## Texte cité
+---+

La cupidité comme vecteur d’innovation
Connaissez-vous le point commun du sandwich, de la vapoteuse et de la montre pour aveugle? L’appât du gain a nourri leur essor.

Le sandwich
L’origine du sandwich est très (mé)connue: John Montagu est un joueur de carte invétéré. Il ne veut pas quitter sa table de jeu pour ne rater aucune occasion de gagner. Le quatrième comte de Sandwich commande une collation à un domestique. Ce dernier lui apporte des tranches de pain garnies de viande et de fromage. Le comte en prend une et la met sur l’autre, en sandwich.
Ainsi est apparu un plat dont environ 30 millions d’unités ont été écoulées pour la seule journée d’aujourd’hui, comme tous les jours. Ça, c’est pour s’en rappeler et c’est en effet un excellent aide-mémoire qui permit à la ville éponyme de Sandwich dans le sud de l’Angleterre de passer à la postérité. Il se pourrait que la vérité soit moins romanesque.
John Montagu serait bien l’inventeur du mode de consommation alimentaire qui consiste à enfourner à peu près ce qu’on veut entre deux tranches de pain pour manger sur le pouce sans avoir à se saloper les doigts et le complet. Cependant en réalité, le comte occupait des fonctions haut placées et comme nombre de ses congénères, il ne quittait pas son bureau pour se sustenter.
Les anglais mangeaient froid et les plus affairés n’en prenaient pas le temps. Cet us nous apporta l’assiette anglaise de nos apéros, le rosbeef, et la preuve, s’il en fallait une de plus, que ces gens-là n’ont aucun savoir vivre. Cet éclairage, aussi nécessaire soit-il pour chercher la vérité, ne dénature cependant pas la raison d’être du sandwich: Les affaires sont les affaires.

La montre pour aveugle
C’est le deuxième objet le plus plébiscité par les aveugles après la canne blanche. Cette montre est apparue dans les années 1920/1930. Son unique point de différence était l’absence de verre qui permettait de lire l’heure en sentant les aiguilles du bout des doigts. La montre mécanique tactile est alors encore protégée par un couvercle comme les autres montres de gousset.

+---+

## Documents fournis
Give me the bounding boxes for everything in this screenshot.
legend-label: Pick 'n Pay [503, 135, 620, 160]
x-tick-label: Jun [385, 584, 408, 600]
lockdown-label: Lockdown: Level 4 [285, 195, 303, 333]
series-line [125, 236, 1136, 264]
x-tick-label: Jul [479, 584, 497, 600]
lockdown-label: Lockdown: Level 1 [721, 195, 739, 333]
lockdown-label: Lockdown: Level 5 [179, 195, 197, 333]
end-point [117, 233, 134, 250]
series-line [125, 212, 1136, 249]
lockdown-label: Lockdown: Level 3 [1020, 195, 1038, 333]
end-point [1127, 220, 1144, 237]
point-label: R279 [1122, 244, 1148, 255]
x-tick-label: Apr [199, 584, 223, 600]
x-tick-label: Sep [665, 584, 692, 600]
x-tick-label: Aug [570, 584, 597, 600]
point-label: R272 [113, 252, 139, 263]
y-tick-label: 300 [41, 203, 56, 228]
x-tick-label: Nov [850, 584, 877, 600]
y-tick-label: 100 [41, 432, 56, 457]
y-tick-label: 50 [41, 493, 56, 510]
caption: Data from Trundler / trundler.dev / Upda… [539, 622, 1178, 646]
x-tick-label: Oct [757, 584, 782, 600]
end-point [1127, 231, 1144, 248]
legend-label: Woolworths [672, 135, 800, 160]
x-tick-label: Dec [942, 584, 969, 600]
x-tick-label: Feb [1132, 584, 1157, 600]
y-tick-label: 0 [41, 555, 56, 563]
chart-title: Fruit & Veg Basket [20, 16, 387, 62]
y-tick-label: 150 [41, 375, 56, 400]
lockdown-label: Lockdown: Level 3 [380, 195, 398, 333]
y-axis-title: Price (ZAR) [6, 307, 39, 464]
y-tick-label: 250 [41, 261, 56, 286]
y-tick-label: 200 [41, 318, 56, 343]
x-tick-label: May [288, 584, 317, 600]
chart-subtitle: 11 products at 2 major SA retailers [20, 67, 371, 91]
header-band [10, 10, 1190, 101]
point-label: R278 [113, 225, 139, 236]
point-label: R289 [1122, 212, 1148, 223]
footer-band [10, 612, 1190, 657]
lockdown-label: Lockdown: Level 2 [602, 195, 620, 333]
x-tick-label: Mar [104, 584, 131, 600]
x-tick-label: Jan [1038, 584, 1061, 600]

+---+

## Exercice court 1
D'après le texte sur la cupidité et l'innovation, à quelle période la montre pour aveugle est-elle apparue ?
## Exercice court 2
Poursuivez le texte sur la cupidité et l'innovation à partir de sa dernière phrase.

## Réponse 1
Dans les années 1920/1930.

## Réponse 2
Durant presque un siècle, les aveugles n’avaient que très peu de choix. Puis dans les années 2000/2010, est apparue une ribambelle de modèles développés pour pouvoir lire l’heure sans ses yeux. La miniaturisation a grandement aidé les innovations en matière mais les raisons de son succès auprès du grand public sont plus saugrenues.
En effet, ces montres pour aveugle permettent une lecture en toute discrétion et donc plus de tact dans ses interactions sociales. Par souci d’élégance, nombre de businessmen ont adopté cet objet pour ne pas avoir à lever le poignet et détourner le regard lorsqu’ils se soucient de leur agenda. Diplomatie oblige, l’interlocuteur doit rester le centre de l’attention, peu importent les circonstances.
Ainsi, de plus en plus de marques développèrent des montres dont certaines ne s’adressent plus uniquement aux personnes aveugles et malvoyantes ou aux traders. Parmi elles, la Bradley par Eone séduit par un design audacieux. Espérons que les marques horlogères qui contribuent à la réputation romande sauront s’appuyer sur cet exemple pour s’adresser à un public plus varié.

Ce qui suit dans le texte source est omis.